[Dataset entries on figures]

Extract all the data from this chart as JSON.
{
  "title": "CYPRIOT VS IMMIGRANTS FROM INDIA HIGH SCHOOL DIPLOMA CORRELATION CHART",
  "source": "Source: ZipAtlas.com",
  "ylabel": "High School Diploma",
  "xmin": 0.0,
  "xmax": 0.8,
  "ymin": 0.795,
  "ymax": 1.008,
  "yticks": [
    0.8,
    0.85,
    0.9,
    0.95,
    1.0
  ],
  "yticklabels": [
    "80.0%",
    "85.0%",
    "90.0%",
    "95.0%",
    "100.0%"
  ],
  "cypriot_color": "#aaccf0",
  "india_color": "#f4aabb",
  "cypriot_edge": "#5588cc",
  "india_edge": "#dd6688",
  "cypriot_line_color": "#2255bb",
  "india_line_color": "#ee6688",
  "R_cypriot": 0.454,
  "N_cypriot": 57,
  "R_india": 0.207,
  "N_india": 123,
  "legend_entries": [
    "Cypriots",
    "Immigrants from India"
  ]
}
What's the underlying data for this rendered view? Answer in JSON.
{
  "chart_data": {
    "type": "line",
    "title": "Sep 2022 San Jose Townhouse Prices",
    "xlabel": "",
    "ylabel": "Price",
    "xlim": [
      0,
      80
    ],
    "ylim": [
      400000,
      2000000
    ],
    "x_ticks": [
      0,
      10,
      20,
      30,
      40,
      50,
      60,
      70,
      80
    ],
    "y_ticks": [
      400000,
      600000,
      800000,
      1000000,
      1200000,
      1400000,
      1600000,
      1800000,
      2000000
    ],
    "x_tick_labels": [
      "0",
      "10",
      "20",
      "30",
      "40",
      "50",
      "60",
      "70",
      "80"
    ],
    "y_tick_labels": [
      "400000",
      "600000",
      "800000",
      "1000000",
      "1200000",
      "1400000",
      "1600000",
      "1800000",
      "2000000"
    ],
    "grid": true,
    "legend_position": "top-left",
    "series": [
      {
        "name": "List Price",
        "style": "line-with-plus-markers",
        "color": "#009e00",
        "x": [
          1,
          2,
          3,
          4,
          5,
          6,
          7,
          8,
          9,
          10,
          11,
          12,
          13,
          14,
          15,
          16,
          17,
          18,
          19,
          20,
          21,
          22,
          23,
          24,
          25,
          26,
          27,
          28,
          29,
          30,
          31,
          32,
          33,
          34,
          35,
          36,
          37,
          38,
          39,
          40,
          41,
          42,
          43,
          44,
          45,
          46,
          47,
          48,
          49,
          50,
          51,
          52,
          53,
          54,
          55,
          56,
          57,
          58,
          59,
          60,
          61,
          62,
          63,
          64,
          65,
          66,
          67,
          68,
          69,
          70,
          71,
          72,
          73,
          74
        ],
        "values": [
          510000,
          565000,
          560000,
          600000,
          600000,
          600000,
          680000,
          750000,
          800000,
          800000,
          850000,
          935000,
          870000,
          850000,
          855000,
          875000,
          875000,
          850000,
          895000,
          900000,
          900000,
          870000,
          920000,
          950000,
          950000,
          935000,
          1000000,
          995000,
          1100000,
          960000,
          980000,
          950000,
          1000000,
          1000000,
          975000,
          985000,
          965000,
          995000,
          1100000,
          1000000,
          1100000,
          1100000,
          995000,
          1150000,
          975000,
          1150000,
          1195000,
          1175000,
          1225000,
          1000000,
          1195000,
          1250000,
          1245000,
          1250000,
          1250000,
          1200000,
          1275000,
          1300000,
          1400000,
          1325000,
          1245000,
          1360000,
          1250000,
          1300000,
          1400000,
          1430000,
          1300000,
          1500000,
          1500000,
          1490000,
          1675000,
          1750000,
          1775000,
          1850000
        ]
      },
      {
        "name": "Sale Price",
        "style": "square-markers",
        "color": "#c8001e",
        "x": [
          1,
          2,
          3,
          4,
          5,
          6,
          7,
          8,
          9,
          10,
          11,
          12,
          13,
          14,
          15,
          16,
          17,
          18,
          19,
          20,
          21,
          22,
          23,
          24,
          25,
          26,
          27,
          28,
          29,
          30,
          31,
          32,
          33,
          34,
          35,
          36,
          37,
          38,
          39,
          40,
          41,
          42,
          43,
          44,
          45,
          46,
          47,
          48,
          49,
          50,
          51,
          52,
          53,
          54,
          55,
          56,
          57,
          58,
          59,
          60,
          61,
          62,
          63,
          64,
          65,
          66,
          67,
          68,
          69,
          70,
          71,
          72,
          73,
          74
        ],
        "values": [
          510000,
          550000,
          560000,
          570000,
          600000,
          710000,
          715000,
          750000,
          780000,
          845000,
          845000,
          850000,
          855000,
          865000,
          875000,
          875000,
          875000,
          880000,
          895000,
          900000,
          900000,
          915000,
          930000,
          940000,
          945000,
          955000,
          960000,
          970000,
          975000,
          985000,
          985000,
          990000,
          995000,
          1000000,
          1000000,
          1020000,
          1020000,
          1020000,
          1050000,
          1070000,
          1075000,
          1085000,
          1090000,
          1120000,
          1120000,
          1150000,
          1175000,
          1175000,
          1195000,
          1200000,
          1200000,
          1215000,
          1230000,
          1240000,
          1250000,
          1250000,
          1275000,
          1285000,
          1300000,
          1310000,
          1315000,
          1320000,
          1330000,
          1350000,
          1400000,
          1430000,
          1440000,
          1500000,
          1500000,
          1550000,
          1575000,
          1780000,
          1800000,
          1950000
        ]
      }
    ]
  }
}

■ Exercise details
Reproduce all data above, unchanged.

■ Correct result
Extract all the data from this chart as JSON.
{
  "title": "CYPRIOT VS IMMIGRANTS FROM INDIA HIGH SCHOOL DIPLOMA CORRELATION CHART",
  "source": "Source: ZipAtlas.com",
  "ylabel": "High School Diploma",
  "xmin": 0.0,
  "xmax": 0.8,
  "ymin": 0.795,
  "ymax": 1.008,
  "yticks": [
    0.8,
    0.85,
    0.9,
    0.95,
    1.0
  ],
  "yticklabels": [
    "80.0%",
    "85.0%",
    "90.0%",
    "95.0%",
    "100.0%"
  ],
  "cypriot_color": "#aaccf0",
  "india_color": "#f4aabb",
  "cypriot_edge": "#5588cc",
  "india_edge": "#dd6688",
  "cypriot_line_color": "#2255bb",
  "india_line_color": "#ee6688",
  "R_cypriot": 0.454,
  "N_cypriot": 57,
  "R_india": 0.207,
  "N_india": 123,
  "legend_entries": [
    "Cypriots",
    "Immigrants from India"
  ]
}
What's the underlying data for this rendered view? Answer in JSON.
{
  "chart_data": {
    "type": "line",
    "title": "Sep 2022 San Jose Townhouse Prices",
    "xlabel": "",
    "ylabel": "Price",
    "xlim": [
      0,
      80
    ],
    "ylim": [
      400000,
      2000000
    ],
    "x_ticks": [
      0,
      10,
      20,
      30,
      40,
      50,
      60,
      70,
      80
    ],
    "y_ticks": [
      400000,
      600000,
      800000,
      1000000,
      1200000,
      1400000,
      1600000,
      1800000,
      2000000
    ],
    "x_tick_labels": [
      "0",
      "10",
      "20",
      "30",
      "40",
      "50",
      "60",
      "70",
      "80"
    ],
    "y_tick_labels": [
      "400000",
      "600000",
      "800000",
      "1000000",
      "1200000",
      "1400000",
      "1600000",
      "1800000",
      "2000000"
    ],
    "grid": true,
    "legend_position": "top-left",
    "series": [
      {
        "name": "List Price",
        "style": "line-with-plus-markers",
        "color": "#009e00",
        "x": [
          1,
          2,
          3,
          4,
          5,
          6,
          7,
          8,
          9,
          10,
          11,
          12,
          13,
          14,
          15,
          16,
          17,
          18,
          19,
          20,
          21,
          22,
          23,
          24,
          25,
          26,
          27,
          28,
          29,
          30,
          31,
          32,
          33,
          34,
          35,
          36,
          37,
          38,
          39,
          40,
          41,
          42,
          43,
          44,
          45,
          46,
          47,
          48,
          49,
          50,
          51,
          52,
          53,
          54,
          55,
          56,
          57,
          58,
          59,
          60,
          61,
          62,
          63,
          64,
          65,
          66,
          67,
          68,
          69,
          70,
          71,
          72,
          73,
          74
        ],
        "values": [
          510000,
          565000,
          560000,
          600000,
          600000,
          600000,
          680000,
          750000,
          800000,
          800000,
          850000,
          935000,
          870000,
          850000,
          855000,
          875000,
          875000,
          850000,
          895000,
          900000,
          900000,
          870000,
          920000,
          950000,
          950000,
          935000,
          1000000,
          995000,
          1100000,
          960000,
          980000,
          950000,
          1000000,
          1000000,
          975000,
          985000,
          965000,
          995000,
          1100000,
          1000000,
          1100000,
          1100000,
          995000,
          1150000,
          975000,
          1150000,
          1195000,
          1175000,
          1225000,
          1000000,
          1195000,
          1250000,
          1245000,
          1250000,
          1250000,
          1200000,
          1275000,
          1300000,
          1400000,
          1325000,
          1245000,
          1360000,
          1250000,
          1300000,
          1400000,
          1430000,
          1300000,
          1500000,
          1500000,
          1490000,
          1675000,
          1750000,
          1775000,
          1850000
        ]
      },
      {
        "name": "Sale Price",
        "style": "square-markers",
        "color": "#c8001e",
        "x": [
          1,
          2,
          3,
          4,
          5,
          6,
          7,
          8,
          9,
          10,
          11,
          12,
          13,
          14,
          15,
          16,
          17,
          18,
          19,
          20,
          21,
          22,
          23,
          24,
          25,
          26,
          27,
          28,
          29,
          30,
          31,
          32,
          33,
          34,
          35,
          36,
          37,
          38,
          39,
          40,
          41,
          42,
          43,
          44,
          45,
          46,
          47,
          48,
          49,
          50,
          51,
          52,
          53,
          54,
          55,
          56,
          57,
          58,
          59,
          60,
          61,
          62,
          63,
          64,
          65,
          66,
          67,
          68,
          69,
          70,
          71,
          72,
          73,
          74
        ],
        "values": [
          510000,
          550000,
          560000,
          570000,
          600000,
          710000,
          715000,
          750000,
          780000,
          845000,
          845000,
          850000,
          855000,
          865000,
          875000,
          875000,
          875000,
          880000,
          895000,
          900000,
          900000,
          915000,
          930000,
          940000,
          945000,
          955000,
          960000,
          970000,
          975000,
          985000,
          985000,
          990000,
          995000,
          1000000,
          1000000,
          1020000,
          1020000,
          1020000,
          1050000,
          1070000,
          1075000,
          1085000,
          1090000,
          1120000,
          1120000,
          1150000,
          1175000,
          1175000,
          1195000,
          1200000,
          1200000,
          1215000,
          1230000,
          1240000,
          1250000,
          1250000,
          1275000,
          1285000,
          1300000,
          1310000,
          1315000,
          1320000,
          1330000,
          1350000,
          1400000,
          1430000,
          1440000,
          1500000,
          1500000,
          1550000,
          1575000,
          1780000,
          1800000,
          1950000
        ]
      }
    ]
  }
}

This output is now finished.